* Begin Rows *

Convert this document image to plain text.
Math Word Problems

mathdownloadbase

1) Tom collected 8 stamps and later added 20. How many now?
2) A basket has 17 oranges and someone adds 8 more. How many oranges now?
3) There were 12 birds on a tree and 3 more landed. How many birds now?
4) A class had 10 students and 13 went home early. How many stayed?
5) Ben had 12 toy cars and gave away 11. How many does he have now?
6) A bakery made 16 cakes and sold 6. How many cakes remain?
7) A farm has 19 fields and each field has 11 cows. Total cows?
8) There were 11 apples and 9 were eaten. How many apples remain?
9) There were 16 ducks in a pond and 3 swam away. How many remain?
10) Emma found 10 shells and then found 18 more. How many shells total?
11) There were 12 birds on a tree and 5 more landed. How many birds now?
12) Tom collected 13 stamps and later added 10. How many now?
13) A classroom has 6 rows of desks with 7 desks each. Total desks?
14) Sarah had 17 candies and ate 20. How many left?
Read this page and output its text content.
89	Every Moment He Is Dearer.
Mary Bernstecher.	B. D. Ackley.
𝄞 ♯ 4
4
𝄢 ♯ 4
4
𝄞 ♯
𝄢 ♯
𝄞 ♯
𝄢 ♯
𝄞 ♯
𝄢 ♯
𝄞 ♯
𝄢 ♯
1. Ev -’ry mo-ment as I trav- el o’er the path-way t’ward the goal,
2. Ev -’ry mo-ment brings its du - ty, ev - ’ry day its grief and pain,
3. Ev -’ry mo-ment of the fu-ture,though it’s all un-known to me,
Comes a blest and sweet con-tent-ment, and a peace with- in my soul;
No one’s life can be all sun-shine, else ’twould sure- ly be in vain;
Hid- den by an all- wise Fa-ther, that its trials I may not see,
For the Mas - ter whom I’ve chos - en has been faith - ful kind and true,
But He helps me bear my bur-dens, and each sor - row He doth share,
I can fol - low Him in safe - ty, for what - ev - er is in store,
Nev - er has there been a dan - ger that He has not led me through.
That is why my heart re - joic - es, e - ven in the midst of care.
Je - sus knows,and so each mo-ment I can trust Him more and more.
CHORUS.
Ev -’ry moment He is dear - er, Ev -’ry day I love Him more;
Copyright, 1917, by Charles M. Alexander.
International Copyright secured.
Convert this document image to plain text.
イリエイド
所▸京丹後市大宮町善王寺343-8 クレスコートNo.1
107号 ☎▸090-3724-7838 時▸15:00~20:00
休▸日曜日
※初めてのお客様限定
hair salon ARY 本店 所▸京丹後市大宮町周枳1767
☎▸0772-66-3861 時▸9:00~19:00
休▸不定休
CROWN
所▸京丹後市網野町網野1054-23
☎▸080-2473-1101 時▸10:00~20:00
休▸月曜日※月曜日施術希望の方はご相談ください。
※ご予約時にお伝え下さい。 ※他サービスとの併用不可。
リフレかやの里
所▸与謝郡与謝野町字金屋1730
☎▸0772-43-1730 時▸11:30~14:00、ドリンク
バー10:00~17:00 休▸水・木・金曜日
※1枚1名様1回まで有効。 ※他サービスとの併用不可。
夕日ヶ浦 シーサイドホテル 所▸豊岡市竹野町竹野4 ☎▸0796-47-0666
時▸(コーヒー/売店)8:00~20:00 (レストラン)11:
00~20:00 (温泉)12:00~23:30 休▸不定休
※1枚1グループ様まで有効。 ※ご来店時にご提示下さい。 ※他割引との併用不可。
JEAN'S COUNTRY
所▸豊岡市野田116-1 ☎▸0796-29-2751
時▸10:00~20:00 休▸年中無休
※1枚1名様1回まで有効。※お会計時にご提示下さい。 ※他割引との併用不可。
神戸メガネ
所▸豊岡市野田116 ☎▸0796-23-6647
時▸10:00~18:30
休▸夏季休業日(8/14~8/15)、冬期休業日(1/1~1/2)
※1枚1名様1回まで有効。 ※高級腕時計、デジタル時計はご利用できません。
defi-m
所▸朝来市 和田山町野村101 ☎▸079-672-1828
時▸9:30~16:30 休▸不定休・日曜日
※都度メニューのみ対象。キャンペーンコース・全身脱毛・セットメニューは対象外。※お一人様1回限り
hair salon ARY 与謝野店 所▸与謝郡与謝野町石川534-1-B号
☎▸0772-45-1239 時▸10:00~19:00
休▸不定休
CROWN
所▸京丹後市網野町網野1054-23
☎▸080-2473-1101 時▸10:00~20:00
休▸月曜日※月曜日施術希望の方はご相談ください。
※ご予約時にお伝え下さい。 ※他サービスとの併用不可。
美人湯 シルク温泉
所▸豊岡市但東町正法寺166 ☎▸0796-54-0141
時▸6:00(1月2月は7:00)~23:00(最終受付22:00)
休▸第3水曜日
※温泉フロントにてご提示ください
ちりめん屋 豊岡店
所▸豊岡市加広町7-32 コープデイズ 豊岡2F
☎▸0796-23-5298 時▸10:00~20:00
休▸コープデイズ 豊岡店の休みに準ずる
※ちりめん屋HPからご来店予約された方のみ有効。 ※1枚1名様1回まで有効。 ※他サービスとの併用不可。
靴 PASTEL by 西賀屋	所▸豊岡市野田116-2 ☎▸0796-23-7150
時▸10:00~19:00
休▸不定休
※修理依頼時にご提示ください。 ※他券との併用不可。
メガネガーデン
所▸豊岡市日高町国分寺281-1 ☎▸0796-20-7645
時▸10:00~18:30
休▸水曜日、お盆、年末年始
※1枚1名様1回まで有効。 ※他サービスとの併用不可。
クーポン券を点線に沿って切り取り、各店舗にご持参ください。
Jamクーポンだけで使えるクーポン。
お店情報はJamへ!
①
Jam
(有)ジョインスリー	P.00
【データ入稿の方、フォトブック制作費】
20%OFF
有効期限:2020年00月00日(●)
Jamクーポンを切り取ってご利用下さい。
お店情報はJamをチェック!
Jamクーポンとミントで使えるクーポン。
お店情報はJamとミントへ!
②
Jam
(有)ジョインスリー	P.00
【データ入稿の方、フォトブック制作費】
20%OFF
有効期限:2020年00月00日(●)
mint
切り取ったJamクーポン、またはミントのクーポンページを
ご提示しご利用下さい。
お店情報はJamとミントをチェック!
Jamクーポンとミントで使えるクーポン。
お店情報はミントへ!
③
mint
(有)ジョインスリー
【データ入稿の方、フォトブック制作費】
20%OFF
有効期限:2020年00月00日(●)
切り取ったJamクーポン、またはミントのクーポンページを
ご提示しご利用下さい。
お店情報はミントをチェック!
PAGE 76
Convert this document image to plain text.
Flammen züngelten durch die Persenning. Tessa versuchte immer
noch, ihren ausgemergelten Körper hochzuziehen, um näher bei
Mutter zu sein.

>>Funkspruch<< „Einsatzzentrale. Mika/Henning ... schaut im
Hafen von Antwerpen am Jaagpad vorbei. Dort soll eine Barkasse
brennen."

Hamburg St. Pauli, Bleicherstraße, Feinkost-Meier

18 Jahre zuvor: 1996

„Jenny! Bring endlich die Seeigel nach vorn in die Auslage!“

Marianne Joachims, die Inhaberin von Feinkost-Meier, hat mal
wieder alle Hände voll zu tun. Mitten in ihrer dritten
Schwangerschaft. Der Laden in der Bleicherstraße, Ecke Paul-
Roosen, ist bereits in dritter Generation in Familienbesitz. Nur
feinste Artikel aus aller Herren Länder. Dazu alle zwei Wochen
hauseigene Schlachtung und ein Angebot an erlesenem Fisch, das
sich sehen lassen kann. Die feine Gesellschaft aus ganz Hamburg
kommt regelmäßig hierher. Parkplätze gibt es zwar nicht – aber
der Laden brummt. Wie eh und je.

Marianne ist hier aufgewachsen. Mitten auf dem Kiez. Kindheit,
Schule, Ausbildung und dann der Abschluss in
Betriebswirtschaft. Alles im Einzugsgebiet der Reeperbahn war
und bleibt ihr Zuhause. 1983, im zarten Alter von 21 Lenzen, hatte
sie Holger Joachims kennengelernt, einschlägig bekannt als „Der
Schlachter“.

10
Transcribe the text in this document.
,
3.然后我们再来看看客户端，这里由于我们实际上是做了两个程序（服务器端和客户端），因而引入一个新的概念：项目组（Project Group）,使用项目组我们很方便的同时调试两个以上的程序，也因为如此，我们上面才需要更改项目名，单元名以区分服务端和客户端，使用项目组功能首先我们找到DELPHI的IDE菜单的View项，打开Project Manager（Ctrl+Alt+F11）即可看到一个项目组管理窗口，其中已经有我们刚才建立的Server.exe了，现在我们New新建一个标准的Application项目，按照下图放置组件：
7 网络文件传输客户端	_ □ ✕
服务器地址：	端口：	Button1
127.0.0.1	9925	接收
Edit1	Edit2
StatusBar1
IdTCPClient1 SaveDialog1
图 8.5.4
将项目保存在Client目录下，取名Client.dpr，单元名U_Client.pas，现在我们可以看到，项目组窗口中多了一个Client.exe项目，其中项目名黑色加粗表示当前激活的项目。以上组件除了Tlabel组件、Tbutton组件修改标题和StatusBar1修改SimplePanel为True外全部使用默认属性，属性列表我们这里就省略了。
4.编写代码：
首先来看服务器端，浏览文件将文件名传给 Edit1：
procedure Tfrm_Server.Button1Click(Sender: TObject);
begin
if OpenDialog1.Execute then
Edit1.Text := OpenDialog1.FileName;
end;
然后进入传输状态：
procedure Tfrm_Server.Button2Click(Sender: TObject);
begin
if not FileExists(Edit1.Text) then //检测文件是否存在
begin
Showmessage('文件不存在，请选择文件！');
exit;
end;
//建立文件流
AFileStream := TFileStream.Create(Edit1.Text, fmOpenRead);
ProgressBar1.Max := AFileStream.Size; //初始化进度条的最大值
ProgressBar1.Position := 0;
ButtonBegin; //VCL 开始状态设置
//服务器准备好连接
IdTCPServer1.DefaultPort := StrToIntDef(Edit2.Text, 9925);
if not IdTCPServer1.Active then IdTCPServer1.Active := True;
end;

* End Rows *

**Exercise brief:**
Look through the material above and work out how many of its lines contain "with". State the number only.

**Answer to this problem:**
2